Collected data entries

begin

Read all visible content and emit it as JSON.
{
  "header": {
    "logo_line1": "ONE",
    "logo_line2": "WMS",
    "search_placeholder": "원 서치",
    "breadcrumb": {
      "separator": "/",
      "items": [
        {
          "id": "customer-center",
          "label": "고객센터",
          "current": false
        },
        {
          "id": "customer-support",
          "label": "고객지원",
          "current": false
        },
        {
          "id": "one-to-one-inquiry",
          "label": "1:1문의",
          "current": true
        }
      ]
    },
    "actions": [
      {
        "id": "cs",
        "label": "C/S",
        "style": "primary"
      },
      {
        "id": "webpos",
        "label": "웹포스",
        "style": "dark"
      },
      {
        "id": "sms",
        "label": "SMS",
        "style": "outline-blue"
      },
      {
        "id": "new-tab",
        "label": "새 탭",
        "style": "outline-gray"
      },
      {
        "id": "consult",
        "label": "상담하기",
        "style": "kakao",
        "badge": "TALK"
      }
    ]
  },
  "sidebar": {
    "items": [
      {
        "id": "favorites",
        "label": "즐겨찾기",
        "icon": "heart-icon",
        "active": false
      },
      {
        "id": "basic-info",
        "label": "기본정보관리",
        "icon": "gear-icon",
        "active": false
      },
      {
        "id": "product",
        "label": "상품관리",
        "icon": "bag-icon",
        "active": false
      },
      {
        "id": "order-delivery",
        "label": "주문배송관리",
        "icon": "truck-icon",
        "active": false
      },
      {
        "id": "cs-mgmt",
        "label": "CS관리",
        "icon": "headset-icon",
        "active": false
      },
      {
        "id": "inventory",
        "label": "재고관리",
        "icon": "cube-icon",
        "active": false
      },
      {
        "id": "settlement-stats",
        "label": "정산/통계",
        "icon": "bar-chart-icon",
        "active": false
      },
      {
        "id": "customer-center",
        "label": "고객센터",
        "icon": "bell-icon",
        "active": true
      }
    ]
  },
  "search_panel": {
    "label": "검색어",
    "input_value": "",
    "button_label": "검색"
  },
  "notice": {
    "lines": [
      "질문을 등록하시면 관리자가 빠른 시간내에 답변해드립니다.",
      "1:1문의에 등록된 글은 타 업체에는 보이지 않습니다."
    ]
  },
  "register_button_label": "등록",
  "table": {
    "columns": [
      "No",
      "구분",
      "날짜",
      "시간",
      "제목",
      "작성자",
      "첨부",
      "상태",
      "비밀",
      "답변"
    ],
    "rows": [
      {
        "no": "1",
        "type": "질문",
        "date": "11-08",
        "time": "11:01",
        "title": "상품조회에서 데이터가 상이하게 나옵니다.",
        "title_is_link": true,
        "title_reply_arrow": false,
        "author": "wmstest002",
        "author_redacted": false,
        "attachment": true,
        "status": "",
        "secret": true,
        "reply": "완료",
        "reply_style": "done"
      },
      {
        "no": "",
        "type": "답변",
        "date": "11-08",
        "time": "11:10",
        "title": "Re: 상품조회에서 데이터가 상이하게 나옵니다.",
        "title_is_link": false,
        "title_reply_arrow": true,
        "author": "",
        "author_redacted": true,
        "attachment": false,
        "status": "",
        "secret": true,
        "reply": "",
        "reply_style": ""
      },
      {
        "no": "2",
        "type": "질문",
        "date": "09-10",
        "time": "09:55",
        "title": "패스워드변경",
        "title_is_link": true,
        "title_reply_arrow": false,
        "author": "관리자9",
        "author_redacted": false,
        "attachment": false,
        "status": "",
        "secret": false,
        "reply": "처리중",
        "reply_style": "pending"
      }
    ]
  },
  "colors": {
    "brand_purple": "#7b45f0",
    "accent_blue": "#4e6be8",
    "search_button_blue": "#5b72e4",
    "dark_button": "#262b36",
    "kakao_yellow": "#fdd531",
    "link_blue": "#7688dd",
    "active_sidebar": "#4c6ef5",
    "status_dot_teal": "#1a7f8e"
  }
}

end

§ PROBLEM TO WORK ON:
Gather each line in these records that contains the string "상품조회에서".

§ OUTPUT:
        "title": "상품조회에서 데이터가 상이하게 나옵니다.",
        "title": "Re: 상품조회에서 데이터가 상이하게 나옵니다.",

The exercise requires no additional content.